▶ [Instructions]:
[1] Decide whether each statement below agrees with the travel blog. Answer yes or no for each, and quote the deciding words of the blog exactly. (a) The sneakers being retired had been worn for about three years. (b) The writer bought the new boots at the first store visited. (c) The writer had spent 19 days on the road at the time of the post.
[2] Transcribe the section of the travel blog starting with "And so, to close, a" and going on through "gamble (gamblin' man)".

▶ [Passage provided]:
——

Saturday, March 18, 2006

A Rambler's Gotta Ramble OR In Memoriam of Two Stinky Shoes

Today, the day after an unobserved St Patrick's Day, I return for a post to El Bloggomondo. I blog because a pair of dear friends are being put to rest and because I have nothing better to do for the afternoon.
Since leaving Harbin and beginning the wander, I've been to ShenYang (nothing great of interest), BeiJing (Parental reunion! Yes! Return of filial freeloading! More yes!), HangZhou (big change since '97, but still cool), Hong Kong (I'm speechless... for now), GuangZhou (worst banking experience ever), and now GuiLin (some of China's natural beauty at its best).
Its been a long trip, and its not over, but we're not without our casualties. Tonight I'll be saying goodbye to a pair of sneakers that have traveled with me all over China, around Ireland, from DC to Boston and even out to San Francisco. I always look at my shoes as carrying the history of my travels with them, and this pair went further than most. But they've split in several places and worn through the bottom and simply no longer comfortable.
Plus a certain Scott had the same pair so really these were doomed from the get go, which was about 3 years ago. I hang onto my shoes for a long time.
The replacements are already on my feet: a sturdy pair of Timberland hiking boots. My ankles are already saying "thank you" for the added support and my soles are in bliss.
Being in China, the new shoes came cheap, but being in China and having large feet (11.5EEE) they did not come easy. After being laughed out of a dozen stores I finally found this pair that met my standards.
Tomorrow the adventure continues on to GuiYang and hopefully immediately on to ChengDu. My Mecca, set long before I left Harbin, stands a 12 hour bus ride north of ChengDu and I fear I must make a sprint to get there before time runs out. But for now I really need rest, 19 days on the road takes more out of a person than I thought, and I've been moving non-stop. Not that I'm complaining, this trip has certainly been a great experience so far and not one I'd ever give up, but I could do for a few days of stagnation and relaxation.
But so much to do and so little time!
And so, to close, a reading from the Book of Seger:

Now, I'm out of money, 'cause you know I need some
Ain't gonna run on lovin', and I must run
Got to keep movin', never gonna slow down
You can have your funky world, see you 'round
Cause I got to ramble (Ramblin' man)
I got to gamble (gamblin' man)
I got to ramble (ramblin' man)
Lord I'm a ramblin', gamblin' man

Thursday, March 02, 2006

The Bill... Finds A Way

Hi-dilly ho avid readers,
It begins again, in a scope and scale never seen before. Having already begun, I'll be using the next month to wander aimlessly around China. The plan is simple: go wherever I feel like going on any given day. Want to go south? Then go south, boy! Climb a mountain? Where's the closest? Drift down the Yangtze? Someone get me a raft!

——

▶ [Given information]:
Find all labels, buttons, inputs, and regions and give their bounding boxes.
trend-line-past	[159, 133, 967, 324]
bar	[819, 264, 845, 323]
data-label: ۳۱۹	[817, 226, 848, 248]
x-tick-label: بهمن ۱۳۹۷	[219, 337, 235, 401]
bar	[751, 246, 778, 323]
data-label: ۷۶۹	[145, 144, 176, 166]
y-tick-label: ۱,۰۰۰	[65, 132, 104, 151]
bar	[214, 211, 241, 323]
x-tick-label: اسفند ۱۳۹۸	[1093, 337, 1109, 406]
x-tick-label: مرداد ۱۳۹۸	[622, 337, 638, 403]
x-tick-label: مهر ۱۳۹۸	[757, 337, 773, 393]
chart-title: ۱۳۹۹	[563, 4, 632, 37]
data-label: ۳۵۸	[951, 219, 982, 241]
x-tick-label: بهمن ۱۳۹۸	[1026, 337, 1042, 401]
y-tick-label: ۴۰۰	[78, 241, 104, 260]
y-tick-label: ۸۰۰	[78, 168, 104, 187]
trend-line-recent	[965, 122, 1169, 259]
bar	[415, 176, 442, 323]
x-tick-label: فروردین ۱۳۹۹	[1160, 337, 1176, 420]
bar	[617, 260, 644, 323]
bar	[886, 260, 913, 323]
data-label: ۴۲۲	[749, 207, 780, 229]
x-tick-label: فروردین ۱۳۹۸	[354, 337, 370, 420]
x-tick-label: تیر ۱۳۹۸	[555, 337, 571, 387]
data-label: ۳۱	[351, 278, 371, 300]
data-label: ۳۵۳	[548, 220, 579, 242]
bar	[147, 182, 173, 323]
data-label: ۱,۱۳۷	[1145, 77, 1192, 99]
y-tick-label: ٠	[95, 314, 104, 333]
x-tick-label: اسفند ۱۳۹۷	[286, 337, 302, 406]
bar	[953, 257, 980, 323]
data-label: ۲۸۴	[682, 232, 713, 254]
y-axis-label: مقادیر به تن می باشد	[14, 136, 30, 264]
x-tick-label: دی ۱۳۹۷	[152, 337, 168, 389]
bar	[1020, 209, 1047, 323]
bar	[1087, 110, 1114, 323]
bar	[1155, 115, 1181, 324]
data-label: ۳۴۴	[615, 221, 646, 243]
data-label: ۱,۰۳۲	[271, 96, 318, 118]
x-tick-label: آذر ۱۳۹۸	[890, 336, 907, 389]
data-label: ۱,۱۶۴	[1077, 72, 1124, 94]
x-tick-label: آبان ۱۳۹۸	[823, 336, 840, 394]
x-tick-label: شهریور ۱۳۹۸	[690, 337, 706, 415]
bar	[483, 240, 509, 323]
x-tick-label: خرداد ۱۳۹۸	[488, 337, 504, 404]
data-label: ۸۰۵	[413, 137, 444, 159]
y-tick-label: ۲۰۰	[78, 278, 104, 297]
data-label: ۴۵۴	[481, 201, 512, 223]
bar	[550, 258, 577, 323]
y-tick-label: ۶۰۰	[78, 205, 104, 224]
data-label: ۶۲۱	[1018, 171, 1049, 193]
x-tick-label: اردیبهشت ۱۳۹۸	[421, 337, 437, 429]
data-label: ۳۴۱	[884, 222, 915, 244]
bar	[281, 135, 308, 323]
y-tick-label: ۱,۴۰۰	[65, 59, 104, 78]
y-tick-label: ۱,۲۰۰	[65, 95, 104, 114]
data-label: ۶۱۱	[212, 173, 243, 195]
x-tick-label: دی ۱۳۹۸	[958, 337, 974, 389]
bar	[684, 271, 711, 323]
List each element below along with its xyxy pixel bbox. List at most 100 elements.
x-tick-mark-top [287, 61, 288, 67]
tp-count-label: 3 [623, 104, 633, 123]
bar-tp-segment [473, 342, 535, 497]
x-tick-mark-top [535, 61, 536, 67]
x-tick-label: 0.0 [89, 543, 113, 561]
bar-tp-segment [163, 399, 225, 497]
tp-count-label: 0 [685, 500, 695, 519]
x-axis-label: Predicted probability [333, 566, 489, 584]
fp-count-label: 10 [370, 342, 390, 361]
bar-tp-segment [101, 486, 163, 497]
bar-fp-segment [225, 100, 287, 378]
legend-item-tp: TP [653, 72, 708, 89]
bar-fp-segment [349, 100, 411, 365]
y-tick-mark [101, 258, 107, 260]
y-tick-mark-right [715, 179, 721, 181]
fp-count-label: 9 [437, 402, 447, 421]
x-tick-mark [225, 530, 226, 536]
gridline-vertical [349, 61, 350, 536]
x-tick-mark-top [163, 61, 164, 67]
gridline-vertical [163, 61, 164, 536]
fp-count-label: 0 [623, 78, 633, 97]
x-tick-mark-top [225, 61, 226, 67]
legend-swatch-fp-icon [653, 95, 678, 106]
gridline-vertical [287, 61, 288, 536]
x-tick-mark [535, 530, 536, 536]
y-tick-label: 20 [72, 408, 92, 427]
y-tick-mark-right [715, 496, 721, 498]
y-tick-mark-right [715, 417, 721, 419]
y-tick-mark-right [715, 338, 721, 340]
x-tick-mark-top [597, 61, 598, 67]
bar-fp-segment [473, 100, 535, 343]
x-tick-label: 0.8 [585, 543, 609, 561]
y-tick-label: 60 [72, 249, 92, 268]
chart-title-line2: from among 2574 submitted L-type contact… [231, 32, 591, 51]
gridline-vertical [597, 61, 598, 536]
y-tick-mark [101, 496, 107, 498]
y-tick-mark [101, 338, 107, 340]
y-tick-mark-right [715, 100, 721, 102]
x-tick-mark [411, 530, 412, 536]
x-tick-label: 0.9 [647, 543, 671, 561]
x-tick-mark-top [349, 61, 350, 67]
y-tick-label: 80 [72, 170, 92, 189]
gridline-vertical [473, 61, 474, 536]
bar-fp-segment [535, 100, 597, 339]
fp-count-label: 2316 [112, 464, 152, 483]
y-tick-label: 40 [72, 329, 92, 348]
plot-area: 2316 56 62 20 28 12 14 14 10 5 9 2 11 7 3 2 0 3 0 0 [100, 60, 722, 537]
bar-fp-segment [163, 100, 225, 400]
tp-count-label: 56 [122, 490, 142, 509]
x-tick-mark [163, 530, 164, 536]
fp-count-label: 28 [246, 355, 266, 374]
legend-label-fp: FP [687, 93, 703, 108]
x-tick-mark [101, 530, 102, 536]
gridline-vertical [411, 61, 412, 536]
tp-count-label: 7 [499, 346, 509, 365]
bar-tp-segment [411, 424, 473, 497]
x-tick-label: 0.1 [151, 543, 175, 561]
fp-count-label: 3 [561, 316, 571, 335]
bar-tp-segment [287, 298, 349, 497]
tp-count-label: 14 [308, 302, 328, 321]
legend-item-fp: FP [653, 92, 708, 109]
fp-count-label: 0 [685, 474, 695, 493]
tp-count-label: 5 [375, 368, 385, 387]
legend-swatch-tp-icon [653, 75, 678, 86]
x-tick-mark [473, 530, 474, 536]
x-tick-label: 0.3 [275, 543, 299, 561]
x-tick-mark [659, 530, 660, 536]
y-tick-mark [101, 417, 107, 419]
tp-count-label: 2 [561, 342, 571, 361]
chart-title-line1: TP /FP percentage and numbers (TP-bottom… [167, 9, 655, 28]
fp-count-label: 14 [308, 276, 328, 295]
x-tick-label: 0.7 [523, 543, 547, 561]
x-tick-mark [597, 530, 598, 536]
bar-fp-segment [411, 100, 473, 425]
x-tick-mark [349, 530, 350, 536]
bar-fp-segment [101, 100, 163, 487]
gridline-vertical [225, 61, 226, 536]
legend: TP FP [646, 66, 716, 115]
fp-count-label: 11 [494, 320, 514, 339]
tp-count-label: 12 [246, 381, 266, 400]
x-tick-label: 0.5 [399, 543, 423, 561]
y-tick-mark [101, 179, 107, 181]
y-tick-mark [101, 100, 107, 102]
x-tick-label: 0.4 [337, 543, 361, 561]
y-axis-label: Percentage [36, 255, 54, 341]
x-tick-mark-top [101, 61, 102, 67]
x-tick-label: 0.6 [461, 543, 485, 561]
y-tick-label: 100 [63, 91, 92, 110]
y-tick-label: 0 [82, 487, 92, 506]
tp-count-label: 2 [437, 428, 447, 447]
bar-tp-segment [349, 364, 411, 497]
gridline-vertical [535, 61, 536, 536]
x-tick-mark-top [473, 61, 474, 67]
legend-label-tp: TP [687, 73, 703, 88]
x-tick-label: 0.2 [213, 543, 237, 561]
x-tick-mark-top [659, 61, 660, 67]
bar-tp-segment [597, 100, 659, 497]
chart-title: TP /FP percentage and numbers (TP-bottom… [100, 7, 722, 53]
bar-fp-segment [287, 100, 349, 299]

——

▶ [Answers by item number]:
[1]
(a) Yes: "which was about 3 years ago"
(b) No: "After being laughed out of a dozen stores I finally found this pair that met my standards."
(c) Yes: "19 days on the road takes more out of a person than I thought"

[2]
And so, to close, a reading from the Book of Seger:

Now, I'm out of money, 'cause you know I need some
Ain't gonna run on lovin', and I must run
Got to keep movin', never gonna slow down
You can have your funky world, see you 'round
Cause I got to ramble (Ramblin' man)
I got to gamble (gamblin' man)